-- Aim --
Using the records below, please work out how many lines contain "localhost"; answer with the number alone.

□ □ □ □ □ □ □

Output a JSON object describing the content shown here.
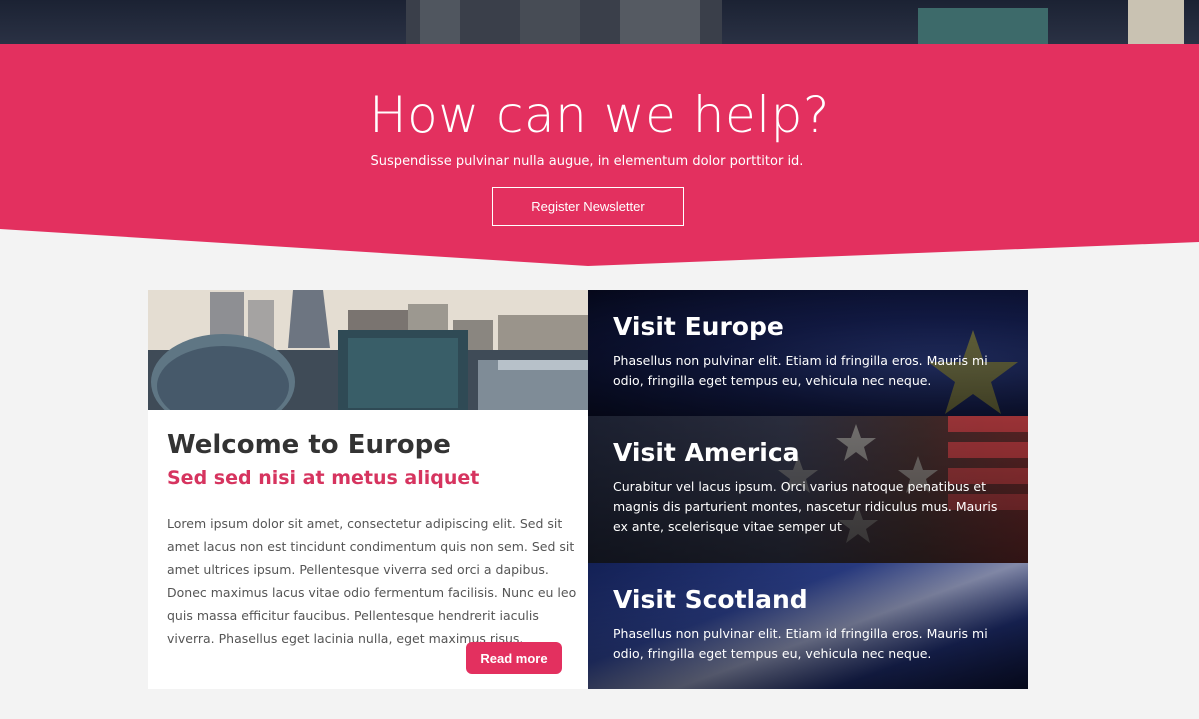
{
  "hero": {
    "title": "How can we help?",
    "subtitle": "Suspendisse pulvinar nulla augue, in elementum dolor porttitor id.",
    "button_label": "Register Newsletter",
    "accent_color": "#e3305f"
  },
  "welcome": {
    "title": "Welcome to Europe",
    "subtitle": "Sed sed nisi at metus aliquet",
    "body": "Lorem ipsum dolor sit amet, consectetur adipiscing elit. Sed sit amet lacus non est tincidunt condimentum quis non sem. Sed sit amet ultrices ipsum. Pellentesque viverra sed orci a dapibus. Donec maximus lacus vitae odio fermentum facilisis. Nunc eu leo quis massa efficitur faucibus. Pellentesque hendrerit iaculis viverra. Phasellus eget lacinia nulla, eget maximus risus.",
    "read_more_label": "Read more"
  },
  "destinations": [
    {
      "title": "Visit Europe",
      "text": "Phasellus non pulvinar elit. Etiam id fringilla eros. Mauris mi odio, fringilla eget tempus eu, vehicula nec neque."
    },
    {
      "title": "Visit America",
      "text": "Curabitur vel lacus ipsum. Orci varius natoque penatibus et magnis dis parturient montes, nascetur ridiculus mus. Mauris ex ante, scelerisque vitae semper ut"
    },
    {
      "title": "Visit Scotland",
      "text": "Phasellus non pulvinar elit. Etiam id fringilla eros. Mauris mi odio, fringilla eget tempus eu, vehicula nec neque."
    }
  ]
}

□ □ □ □ □ □ □

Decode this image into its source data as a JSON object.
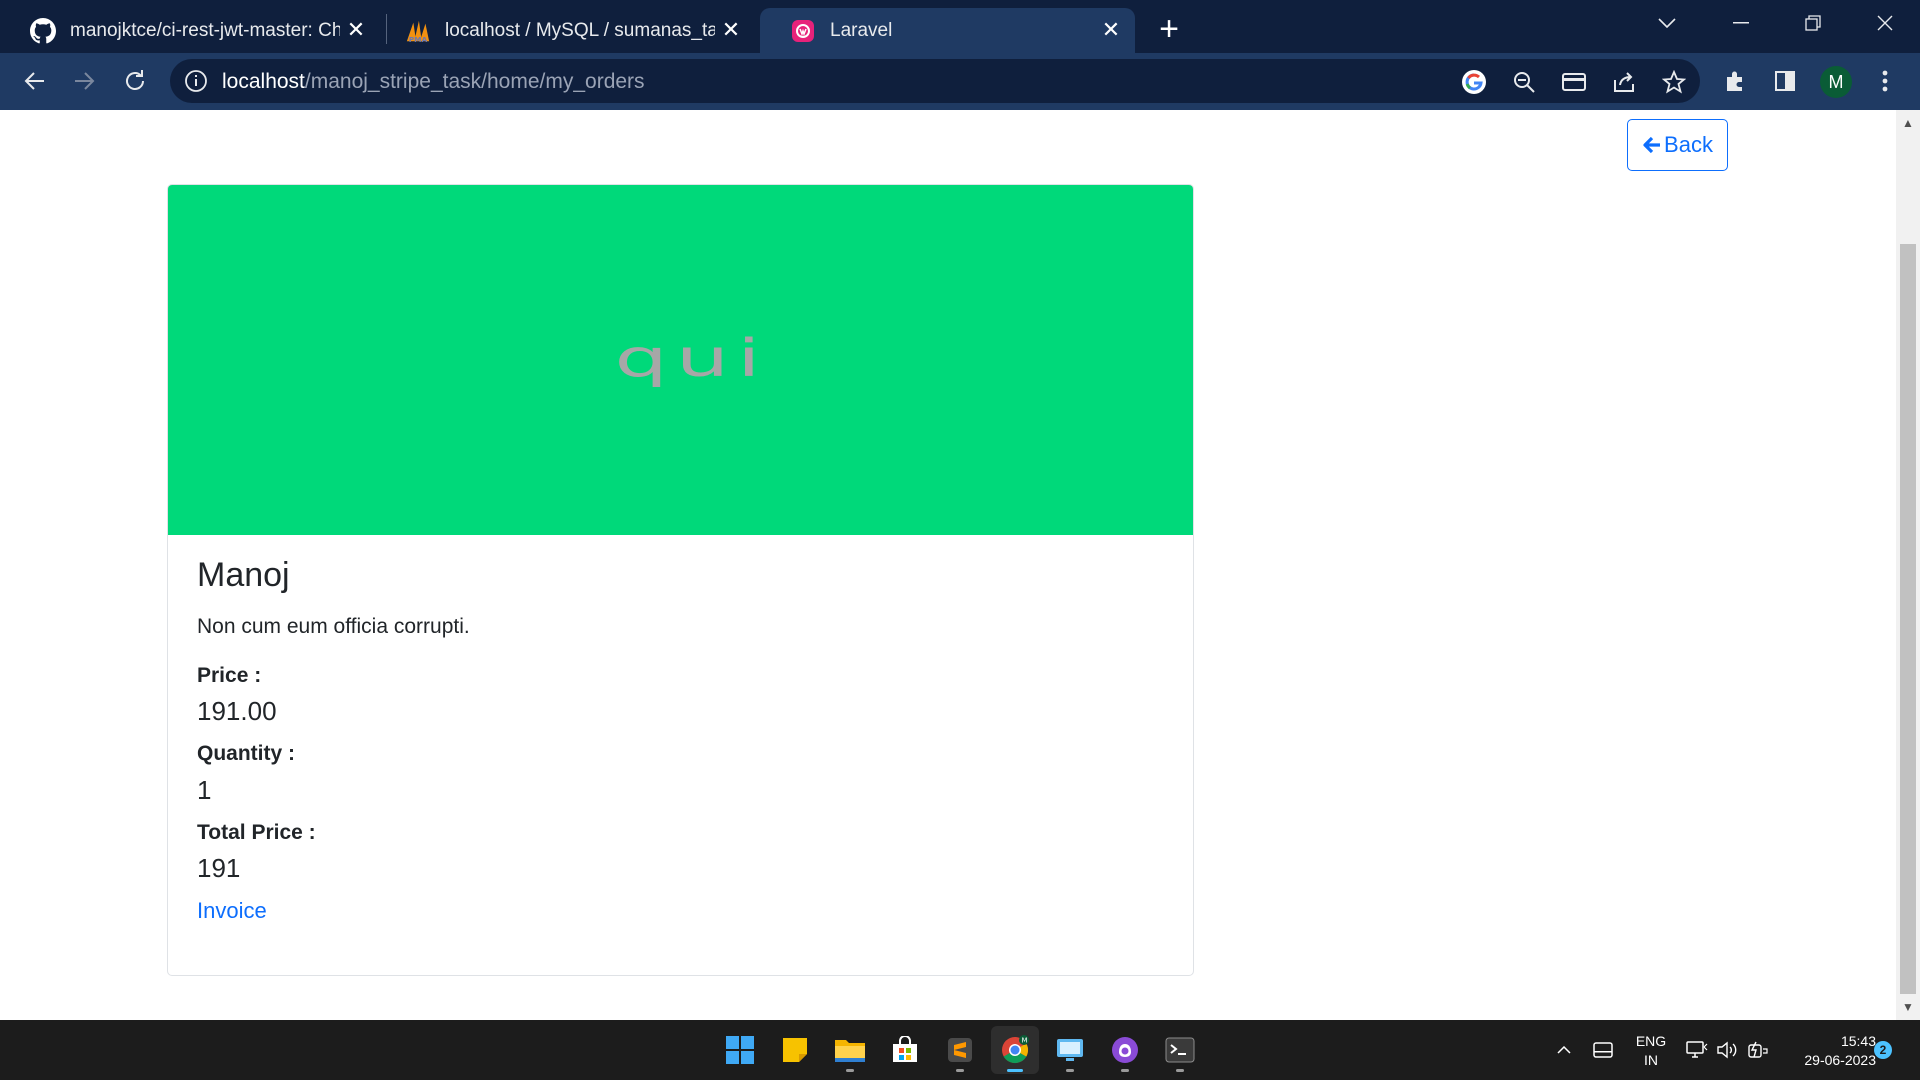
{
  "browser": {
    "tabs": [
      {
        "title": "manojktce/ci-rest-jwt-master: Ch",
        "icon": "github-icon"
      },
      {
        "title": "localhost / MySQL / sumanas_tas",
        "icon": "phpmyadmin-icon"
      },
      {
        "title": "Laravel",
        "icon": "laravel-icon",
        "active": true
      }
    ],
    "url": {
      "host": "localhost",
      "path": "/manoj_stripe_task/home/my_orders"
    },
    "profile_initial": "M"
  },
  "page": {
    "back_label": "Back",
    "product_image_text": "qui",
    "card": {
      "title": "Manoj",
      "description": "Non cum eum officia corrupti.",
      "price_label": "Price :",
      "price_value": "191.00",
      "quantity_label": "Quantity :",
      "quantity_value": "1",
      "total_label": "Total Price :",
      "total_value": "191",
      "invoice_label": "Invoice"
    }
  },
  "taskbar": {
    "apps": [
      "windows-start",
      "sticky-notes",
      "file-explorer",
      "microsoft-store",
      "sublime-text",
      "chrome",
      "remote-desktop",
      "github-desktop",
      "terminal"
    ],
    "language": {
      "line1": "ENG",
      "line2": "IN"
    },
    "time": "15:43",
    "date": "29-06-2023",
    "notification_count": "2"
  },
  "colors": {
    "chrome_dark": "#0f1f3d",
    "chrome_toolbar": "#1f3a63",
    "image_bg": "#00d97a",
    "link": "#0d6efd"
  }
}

□ □ □ □ □ □ □

-- Solution to this exercise --
2